● Work to be completed: Could every line of the data be printed exactly as it reads?

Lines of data
——————
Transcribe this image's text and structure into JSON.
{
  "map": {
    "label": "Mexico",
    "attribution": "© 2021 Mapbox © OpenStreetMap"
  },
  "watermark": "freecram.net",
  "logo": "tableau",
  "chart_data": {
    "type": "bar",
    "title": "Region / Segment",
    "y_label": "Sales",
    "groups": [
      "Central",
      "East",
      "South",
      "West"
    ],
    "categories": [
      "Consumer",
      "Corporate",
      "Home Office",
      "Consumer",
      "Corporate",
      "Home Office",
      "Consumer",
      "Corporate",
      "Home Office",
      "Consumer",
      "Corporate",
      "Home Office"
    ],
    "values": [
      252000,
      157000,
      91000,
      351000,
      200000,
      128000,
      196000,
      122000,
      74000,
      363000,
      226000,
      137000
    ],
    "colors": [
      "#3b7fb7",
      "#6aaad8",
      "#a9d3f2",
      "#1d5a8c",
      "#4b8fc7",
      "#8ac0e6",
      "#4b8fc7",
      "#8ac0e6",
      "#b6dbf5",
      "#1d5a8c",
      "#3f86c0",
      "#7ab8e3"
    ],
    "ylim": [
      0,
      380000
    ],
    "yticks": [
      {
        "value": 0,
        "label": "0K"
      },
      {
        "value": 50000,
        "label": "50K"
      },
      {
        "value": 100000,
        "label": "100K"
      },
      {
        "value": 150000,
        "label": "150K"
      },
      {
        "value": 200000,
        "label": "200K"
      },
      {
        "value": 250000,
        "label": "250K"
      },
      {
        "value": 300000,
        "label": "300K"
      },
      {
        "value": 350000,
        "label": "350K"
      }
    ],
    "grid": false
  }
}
——————
● Answer to this exercise:
Transcribe this image's text and structure into JSON.
{
  "map": {
    "label": "Mexico",
    "attribution": "© 2021 Mapbox © OpenStreetMap"
  },
  "watermark": "freecram.net",
  "logo": "tableau",
  "chart_data": {
    "type": "bar",
    "title": "Region / Segment",
    "y_label": "Sales",
    "groups": [
      "Central",
      "East",
      "South",
      "West"
    ],
    "categories": [
      "Consumer",
      "Corporate",
      "Home Office",
      "Consumer",
      "Corporate",
      "Home Office",
      "Consumer",
      "Corporate",
      "Home Office",
      "Consumer",
      "Corporate",
      "Home Office"
    ],
    "values": [
      252000,
      157000,
      91000,
      351000,
      200000,
      128000,
      196000,
      122000,
      74000,
      363000,
      226000,
      137000
    ],
    "colors": [
      "#3b7fb7",
      "#6aaad8",
      "#a9d3f2",
      "#1d5a8c",
      "#4b8fc7",
      "#8ac0e6",
      "#4b8fc7",
      "#8ac0e6",
      "#b6dbf5",
      "#1d5a8c",
      "#3f86c0",
      "#7ab8e3"
    ],
    "ylim": [
      0,
      380000
    ],
    "yticks": [
      {
        "value": 0,
        "label": "0K"
      },
      {
        "value": 50000,
        "label": "50K"
      },
      {
        "value": 100000,
        "label": "100K"
      },
      {
        "value": 150000,
        "label": "150K"
      },
      {
        "value": 200000,
        "label": "200K"
      },
      {
        "value": 250000,
        "label": "250K"
      },
      {
        "value": 300000,
        "label": "300K"
      },
      {
        "value": 350000,
        "label": "350K"
      }
    ],
    "grid": false
  }
}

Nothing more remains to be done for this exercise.